Exercise aim: Pull out every line with the word "cable".

Extracted entries:

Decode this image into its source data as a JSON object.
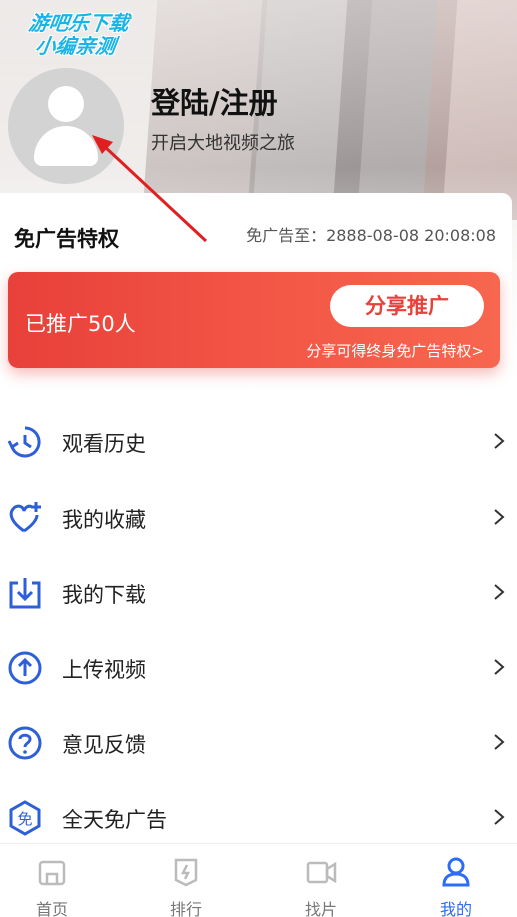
{
  "watermark": {
    "line1": "游吧乐下载",
    "line2": "小编亲测"
  },
  "profile": {
    "title": "登陆/注册",
    "subtitle": "开启大地视频之旅"
  },
  "ad_card": {
    "title": "免广告特权",
    "expire_text": "免广告至：2888-08-08 20:08:08",
    "promoted_count": "已推广50人",
    "share_button": "分享推广",
    "share_hint": "分享可得终身免广告特权>"
  },
  "menu": [
    {
      "label": "观看历史",
      "icon": "history-icon"
    },
    {
      "label": "我的收藏",
      "icon": "favorite-heart-icon"
    },
    {
      "label": "我的下载",
      "icon": "download-icon"
    },
    {
      "label": "上传视频",
      "icon": "upload-icon"
    },
    {
      "label": "意见反馈",
      "icon": "feedback-question-icon"
    },
    {
      "label": "全天免广告",
      "icon": "ad-free-icon"
    }
  ],
  "tabs": [
    {
      "label": "首页",
      "icon": "home-icon",
      "active": false
    },
    {
      "label": "排行",
      "icon": "ranking-icon",
      "active": false
    },
    {
      "label": "找片",
      "icon": "video-camera-icon",
      "active": false
    },
    {
      "label": "我的",
      "icon": "profile-icon",
      "active": true
    }
  ],
  "colors": {
    "accent": "#2d6cf6",
    "promo_red": "#e8403a",
    "annotation_arrow": "#e02020"
  }
}
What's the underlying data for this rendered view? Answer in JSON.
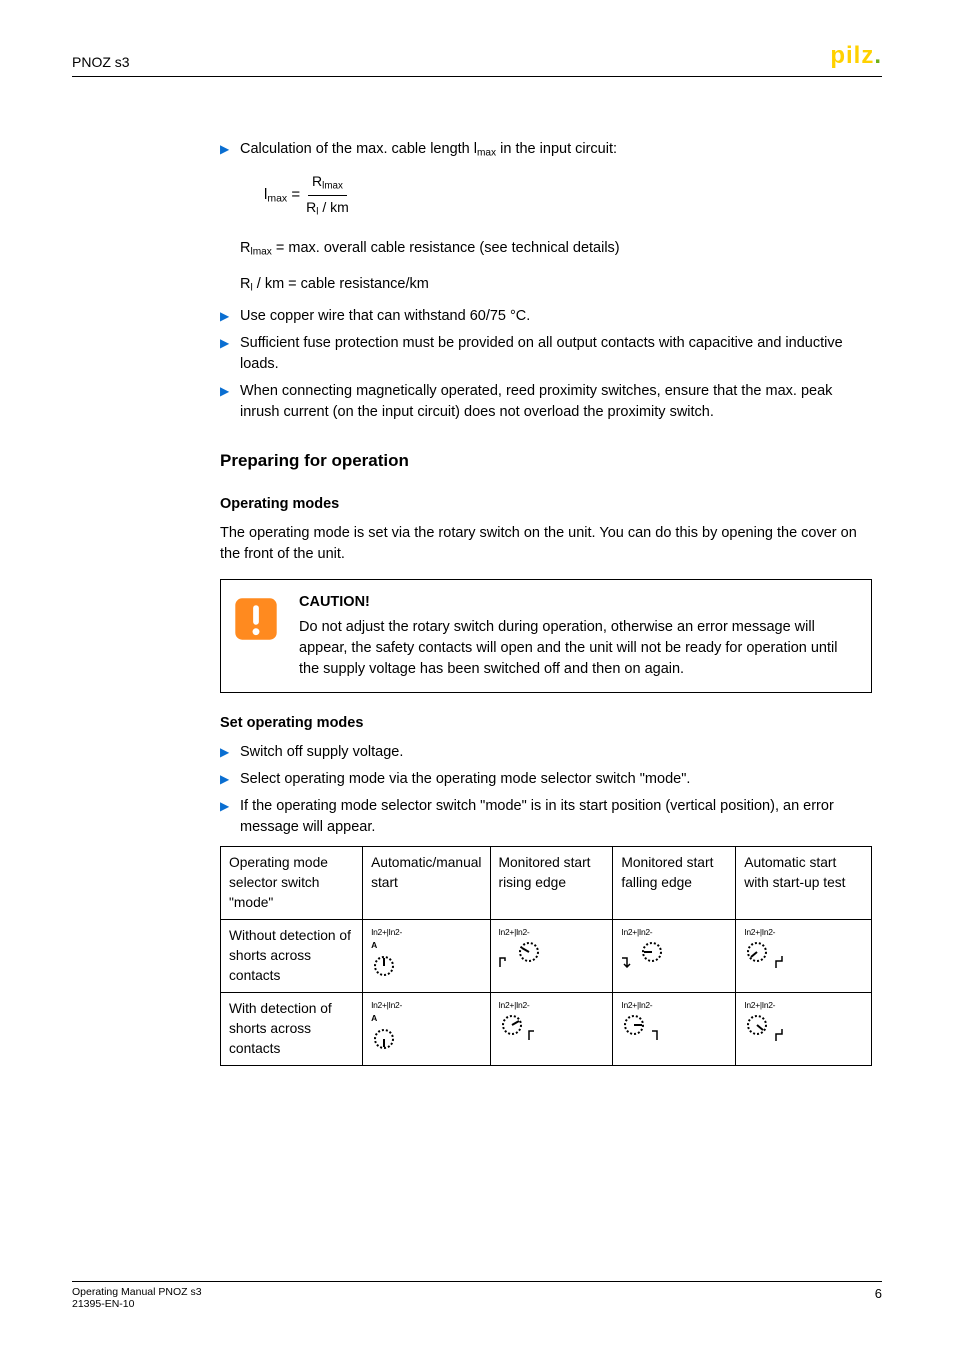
{
  "header": {
    "title": "PNOZ s3",
    "logo_main": "pilz",
    "logo_dot": "."
  },
  "b1": "Calculation of the max. cable length l",
  "b1_sub": "max",
  "b1_tail": " in the input circuit:",
  "formula": {
    "lhs_l": "l",
    "lhs_sub": "max",
    "eq": " = ",
    "top_l": "R",
    "top_sub": "lmax",
    "bot_l": "R",
    "bot_sub": "l",
    "bot_tail": " / km"
  },
  "note1_a": "R",
  "note1_sub": "lmax",
  "note1_b": " = max. overall cable resistance (see technical details)",
  "note2_a": "R",
  "note2_sub": "l",
  "note2_b": " / km = cable resistance/km",
  "b2": "Use copper wire that can withstand 60/75 °C.",
  "b3": "Sufficient fuse protection must be provided on all output contacts with capacitive and inductive loads.",
  "b4": "When connecting magnetically operated, reed proximity switches, ensure that the max. peak inrush current (on the input circuit) does not overload the proximity switch.",
  "h_prep": "Preparing for operation",
  "h_opmodes": "Operating modes",
  "p_opmodes": "The operating mode is set via the rotary switch on the unit. You can do this by opening the cover on the front of the unit.",
  "caution_title": "CAUTION!",
  "caution_body": "Do not adjust the rotary switch during operation, otherwise an error message will appear, the safety contacts will open and the unit will not be ready for operation until the supply voltage has been switched off and then on again.",
  "h_setop": "Set operating modes",
  "s1": "Switch off supply voltage.",
  "s2": "Select operating mode via the operating mode selector switch \"mode\".",
  "s3": "If the operating mode selector switch \"mode\" is in its start position (vertical position), an error message will appear.",
  "table": {
    "h0": "Operating mode selector switch \"mode\"",
    "h1": "Automatic/manual start",
    "h2": "Monitored start rising edge",
    "h3": "Monitored start falling edge",
    "h4": "Automatic start with start-up test",
    "r1": "Without detection of shorts across contacts",
    "r2": "With detection of shorts across contacts",
    "mini": "In2+|In2-",
    "miniA": "A"
  },
  "footer": {
    "l1": "Operating Manual PNOZ s3",
    "l2": "21395-EN-10",
    "page": "6"
  }
}
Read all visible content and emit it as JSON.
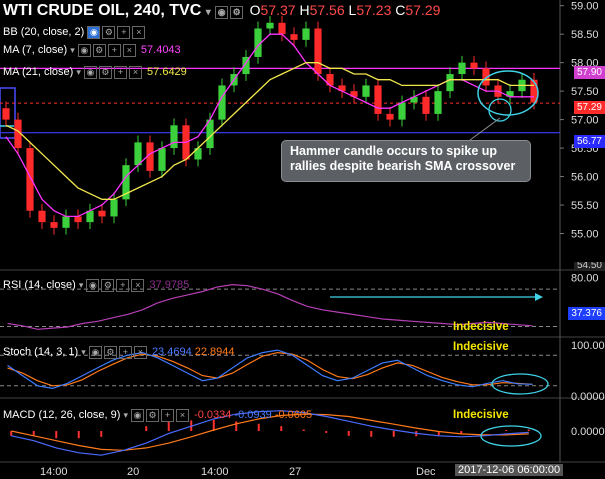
{
  "header": {
    "symbol": "WTI CRUDE OIL, 240, TVC",
    "open_label": "O",
    "open": "57.37",
    "high_label": "H",
    "high": "57.56",
    "low_label": "L",
    "low": "57.23",
    "close_label": "C",
    "close": "57.29"
  },
  "indicators": {
    "bb": "BB (20, close, 2)",
    "ma7": "MA (7, close)",
    "ma7_value": "57.4043",
    "ma21": "MA (21, close)",
    "ma21_value": "57.6429"
  },
  "annotation": "Hammer candle occurs to spike up rallies despite bearish SMA crossover",
  "panels": {
    "rsi": {
      "label": "RSI (14, close)",
      "value": "37.9785",
      "note": "Indecisive"
    },
    "stoch": {
      "label": "Stoch (14, 3, 1)",
      "k": "23.4694",
      "d": "22.8944",
      "note": "Indecisive"
    },
    "macd": {
      "label": "MACD (12, 26, close, 9)",
      "v1": "-0.0334",
      "v2": "-0.0939",
      "v3": "-0.0605",
      "note": "Indecisive"
    }
  },
  "right_badges": {
    "ma21": "57.90",
    "last": "57.29",
    "level": "56.77",
    "cut": "54.50",
    "rsi_level": "37.376"
  },
  "x_labels": [
    "14:00",
    "20",
    "14:00",
    "27",
    "Dec"
  ],
  "cursor_time": "2017-12-06 06:00:00",
  "colors": {
    "up": "#3cd13c",
    "down": "#ff2a2a",
    "ma7": "#ff33ff",
    "ma21": "#f2e84b",
    "bb": "#c061c0",
    "level": "#3d3dff",
    "rsi": "#b640b6",
    "stoch_k": "#3e7cff",
    "stoch_d": "#ff7a1a",
    "macd": "#4a6bff",
    "signal": "#ff7a1a",
    "hist": "#ff3030",
    "callout": "#5c6065",
    "circle": "#3fd2e6"
  },
  "chart_data": [
    {
      "type": "line",
      "title": "WTI CRUDE OIL, 240, TVC",
      "ylim": [
        54.5,
        59.1
      ],
      "y_ticks": [
        55.0,
        55.5,
        56.0,
        56.5,
        57.0,
        57.5,
        58.0,
        58.5,
        59.0
      ],
      "y_tick_labels": [
        "55.00",
        "55.50",
        "56.00",
        "56.50",
        "57.00",
        "57.50",
        "58.00",
        "58.50",
        "59.00"
      ],
      "series": [
        {
          "name": "Close",
          "values": [
            57.0,
            56.5,
            55.4,
            55.2,
            55.1,
            55.3,
            55.2,
            55.4,
            55.3,
            55.6,
            56.2,
            56.6,
            56.1,
            56.5,
            56.9,
            56.3,
            56.5,
            57.0,
            57.6,
            57.8,
            58.1,
            58.6,
            58.7,
            58.5,
            58.4,
            58.6,
            57.8,
            57.6,
            57.5,
            57.4,
            57.6,
            57.1,
            57.0,
            57.3,
            57.4,
            57.1,
            57.5,
            57.8,
            58.0,
            57.9,
            57.6,
            57.4,
            57.5,
            57.7,
            57.3
          ]
        },
        {
          "name": "MA (7, close)",
          "values": [
            56.7,
            56.4,
            56.0,
            55.6,
            55.4,
            55.3,
            55.3,
            55.4,
            55.5,
            55.7,
            56.0,
            56.2,
            56.4,
            56.5,
            56.6,
            56.6,
            56.7,
            57.0,
            57.4,
            57.7,
            58.0,
            58.3,
            58.5,
            58.5,
            58.3,
            58.0,
            57.8,
            57.6,
            57.5,
            57.4,
            57.3,
            57.2,
            57.2,
            57.3,
            57.4,
            57.5,
            57.6,
            57.7,
            57.7,
            57.6,
            57.5,
            57.5,
            57.4,
            57.4,
            57.4
          ]
        },
        {
          "name": "MA (21, close)",
          "values": [
            56.9,
            56.8,
            56.6,
            56.4,
            56.2,
            56.0,
            55.8,
            55.7,
            55.6,
            55.6,
            55.7,
            55.8,
            55.9,
            56.0,
            56.2,
            56.3,
            56.5,
            56.7,
            56.9,
            57.1,
            57.3,
            57.5,
            57.7,
            57.8,
            57.9,
            58.0,
            58.0,
            57.9,
            57.9,
            57.8,
            57.8,
            57.7,
            57.7,
            57.6,
            57.6,
            57.6,
            57.6,
            57.7,
            57.7,
            57.7,
            57.7,
            57.7,
            57.6,
            57.6,
            57.6
          ]
        }
      ],
      "levels": [
        57.9,
        57.29,
        56.77
      ]
    },
    {
      "type": "line",
      "title": "RSI (14, close)",
      "ylim": [
        30,
        85
      ],
      "y_ticks": [
        80.0
      ],
      "y_tick_labels": [
        "80.00"
      ],
      "series": [
        {
          "name": "RSI (14, close)",
          "values": [
            40,
            38,
            35,
            36,
            37,
            40,
            42,
            45,
            48,
            52,
            58,
            62,
            65,
            68,
            72,
            74,
            73,
            70,
            66,
            60,
            55,
            52,
            50,
            48,
            46,
            44,
            43,
            42,
            41,
            40,
            39,
            40,
            41,
            40,
            39,
            38
          ]
        }
      ]
    },
    {
      "type": "line",
      "title": "Stoch (14, 3, 1)",
      "ylim": [
        0,
        100
      ],
      "y_ticks": [
        0,
        100
      ],
      "y_tick_labels": [
        "0.0000",
        "100.00"
      ],
      "series": [
        {
          "name": "%K",
          "values": [
            60,
            40,
            20,
            15,
            25,
            40,
            55,
            70,
            80,
            85,
            75,
            60,
            45,
            30,
            35,
            55,
            75,
            85,
            90,
            80,
            60,
            40,
            30,
            35,
            50,
            65,
            70,
            55,
            40,
            30,
            22,
            18,
            25,
            30,
            24,
            23
          ]
        },
        {
          "name": "%D",
          "values": [
            55,
            45,
            30,
            20,
            22,
            32,
            48,
            62,
            75,
            82,
            78,
            68,
            55,
            40,
            35,
            45,
            62,
            78,
            85,
            82,
            70,
            52,
            38,
            34,
            42,
            55,
            65,
            60,
            48,
            36,
            28,
            22,
            22,
            26,
            25,
            23
          ]
        }
      ]
    },
    {
      "type": "bar",
      "title": "MACD (12, 26, close, 9)",
      "ylim": [
        -0.6,
        0.6
      ],
      "y_ticks": [
        0.0
      ],
      "y_tick_labels": [
        "0.0000"
      ],
      "series": [
        {
          "name": "MACD",
          "values": [
            -0.1,
            -0.2,
            -0.35,
            -0.45,
            -0.5,
            -0.4,
            -0.25,
            -0.05,
            0.1,
            0.25,
            0.35,
            0.4,
            0.42,
            0.38,
            0.3,
            0.2,
            0.1,
            0.02,
            -0.05,
            -0.1,
            -0.12,
            -0.1,
            -0.06,
            -0.03
          ]
        },
        {
          "name": "Signal",
          "values": [
            0.0,
            -0.1,
            -0.2,
            -0.3,
            -0.38,
            -0.4,
            -0.35,
            -0.25,
            -0.12,
            0.02,
            0.15,
            0.25,
            0.32,
            0.35,
            0.34,
            0.3,
            0.22,
            0.14,
            0.06,
            -0.01,
            -0.06,
            -0.08,
            -0.08,
            -0.06
          ]
        }
      ]
    }
  ]
}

Exercise answer:
  "b1": "Calculation of the max. cable length l",
  "note1_b": " = max. overall cable resistance (see technical details)",
  "note2_b": " / km = cable resistance/km",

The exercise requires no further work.